> _What you have to do_: For each line below that includes the word "完成既定任务", make a copy.

______

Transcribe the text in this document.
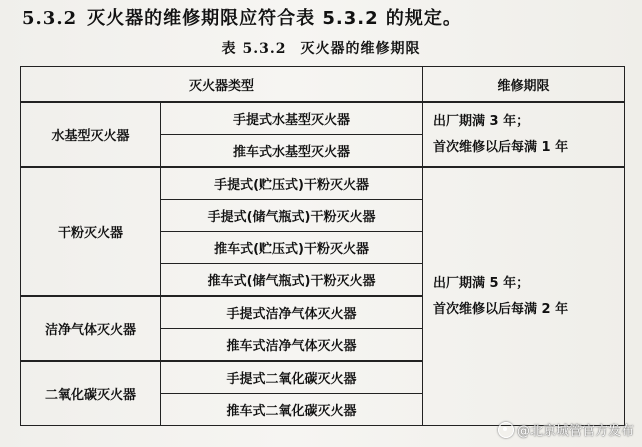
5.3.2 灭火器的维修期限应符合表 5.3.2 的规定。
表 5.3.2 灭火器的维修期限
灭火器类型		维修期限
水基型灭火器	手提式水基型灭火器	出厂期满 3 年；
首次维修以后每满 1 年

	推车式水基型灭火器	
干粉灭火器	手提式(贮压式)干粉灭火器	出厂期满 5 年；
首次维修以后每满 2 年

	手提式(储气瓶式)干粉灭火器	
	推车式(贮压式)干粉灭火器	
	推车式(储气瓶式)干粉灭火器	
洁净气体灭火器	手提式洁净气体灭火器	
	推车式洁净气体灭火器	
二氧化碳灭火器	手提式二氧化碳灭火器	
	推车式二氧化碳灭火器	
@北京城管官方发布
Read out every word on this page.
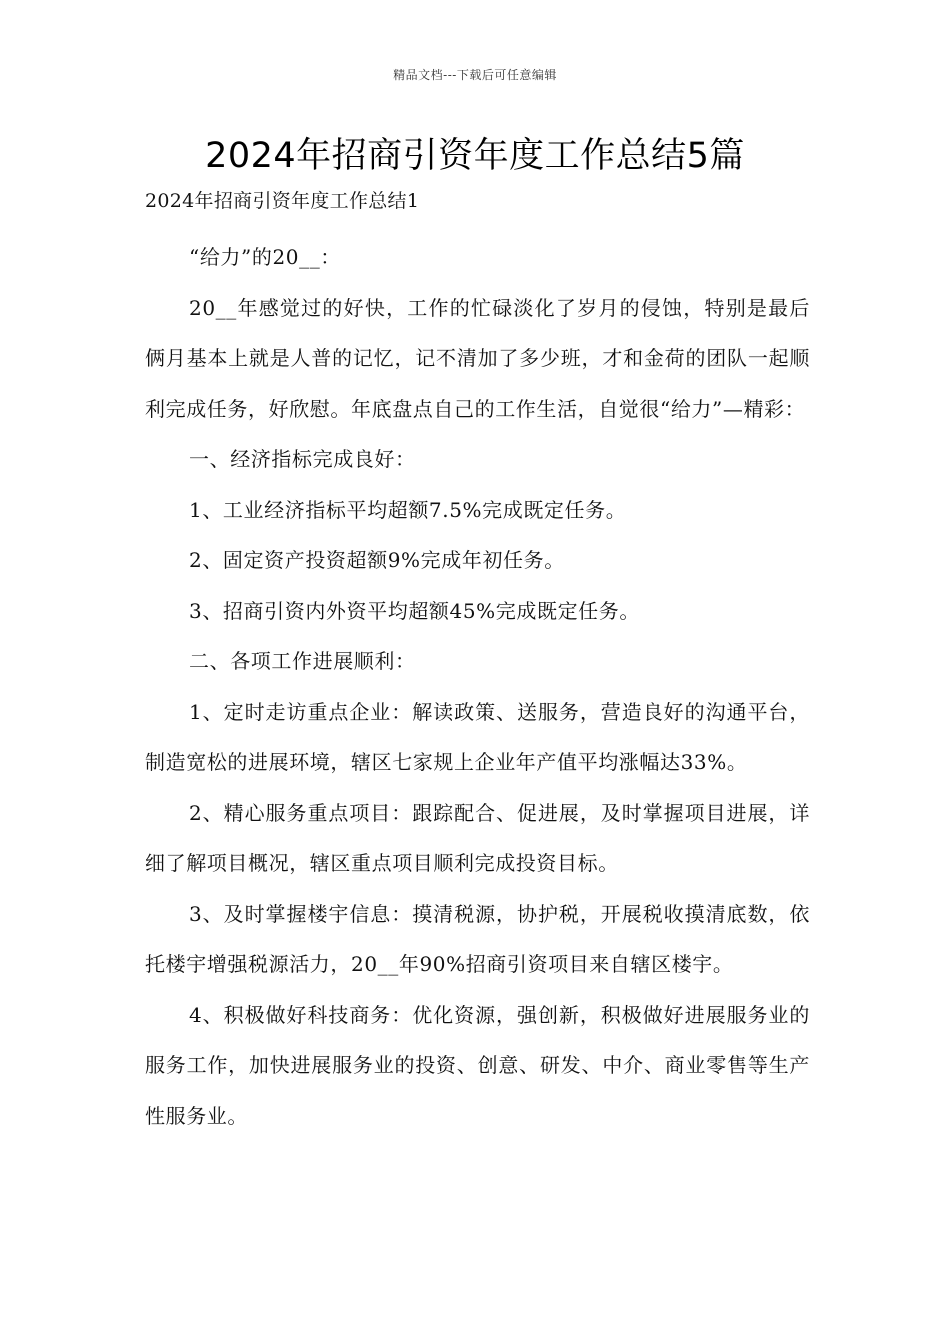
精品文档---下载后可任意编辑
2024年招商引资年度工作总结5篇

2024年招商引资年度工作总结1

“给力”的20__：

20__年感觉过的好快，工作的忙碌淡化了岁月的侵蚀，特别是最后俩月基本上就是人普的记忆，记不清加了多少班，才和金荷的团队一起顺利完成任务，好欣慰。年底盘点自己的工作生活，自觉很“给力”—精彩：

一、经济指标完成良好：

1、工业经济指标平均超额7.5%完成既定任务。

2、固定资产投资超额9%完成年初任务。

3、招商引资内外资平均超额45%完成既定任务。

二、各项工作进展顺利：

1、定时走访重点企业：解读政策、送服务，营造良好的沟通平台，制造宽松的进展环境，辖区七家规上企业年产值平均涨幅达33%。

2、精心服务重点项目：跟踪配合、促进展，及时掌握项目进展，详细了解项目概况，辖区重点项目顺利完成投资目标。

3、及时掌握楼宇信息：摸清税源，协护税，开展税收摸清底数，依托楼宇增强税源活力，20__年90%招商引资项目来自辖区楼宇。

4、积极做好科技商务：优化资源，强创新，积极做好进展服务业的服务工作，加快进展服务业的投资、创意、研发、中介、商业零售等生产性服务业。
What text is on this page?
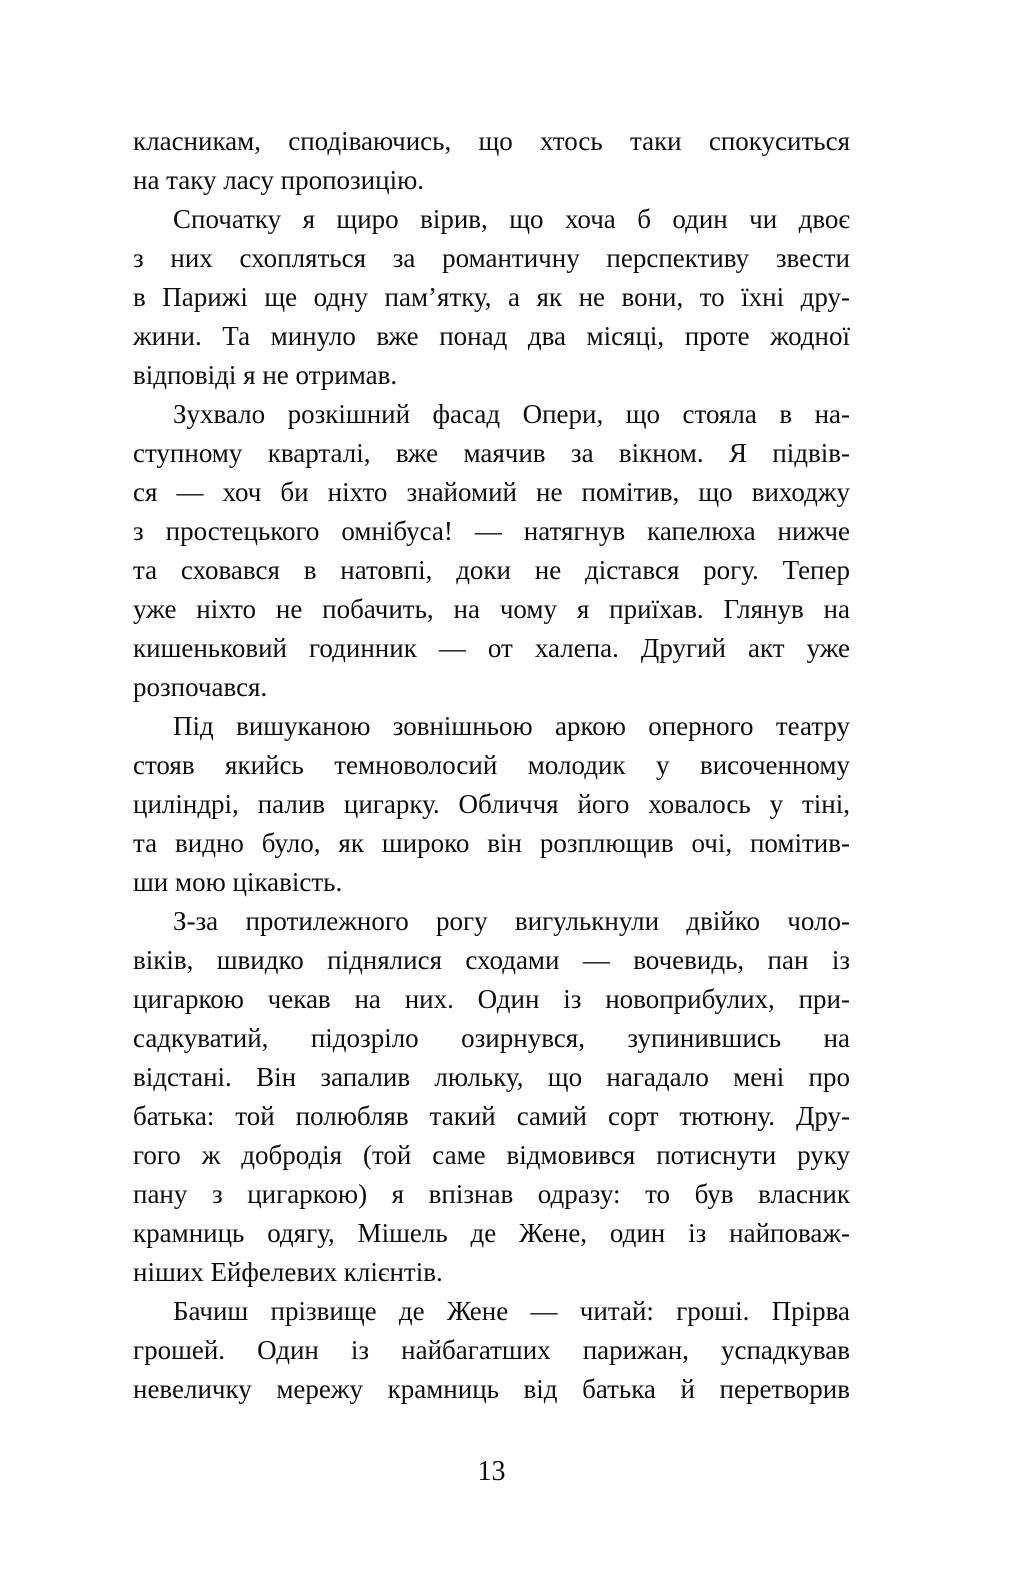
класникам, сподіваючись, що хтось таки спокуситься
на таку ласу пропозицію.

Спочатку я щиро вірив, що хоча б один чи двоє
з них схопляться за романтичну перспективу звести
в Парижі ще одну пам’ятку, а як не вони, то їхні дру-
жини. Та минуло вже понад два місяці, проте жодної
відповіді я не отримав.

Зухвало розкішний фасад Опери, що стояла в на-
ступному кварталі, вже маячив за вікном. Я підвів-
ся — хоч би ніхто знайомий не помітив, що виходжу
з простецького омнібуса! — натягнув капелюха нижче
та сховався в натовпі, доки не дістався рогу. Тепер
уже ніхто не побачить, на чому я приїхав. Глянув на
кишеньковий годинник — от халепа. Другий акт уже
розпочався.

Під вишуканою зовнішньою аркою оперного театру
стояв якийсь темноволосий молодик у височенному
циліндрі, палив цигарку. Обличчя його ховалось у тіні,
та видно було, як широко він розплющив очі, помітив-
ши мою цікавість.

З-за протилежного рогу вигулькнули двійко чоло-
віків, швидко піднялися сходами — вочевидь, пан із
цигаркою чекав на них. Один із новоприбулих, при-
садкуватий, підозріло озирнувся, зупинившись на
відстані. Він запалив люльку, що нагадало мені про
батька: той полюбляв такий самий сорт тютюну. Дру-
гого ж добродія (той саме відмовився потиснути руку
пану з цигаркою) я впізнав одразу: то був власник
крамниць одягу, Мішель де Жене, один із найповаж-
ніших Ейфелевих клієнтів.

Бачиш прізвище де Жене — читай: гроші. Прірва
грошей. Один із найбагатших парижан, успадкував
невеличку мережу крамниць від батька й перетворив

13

______

> _Expected output_:
1、工业经济指标平均超额7.5%完成既定任务。
3、招商引资内外资平均超额45%完成既定任务。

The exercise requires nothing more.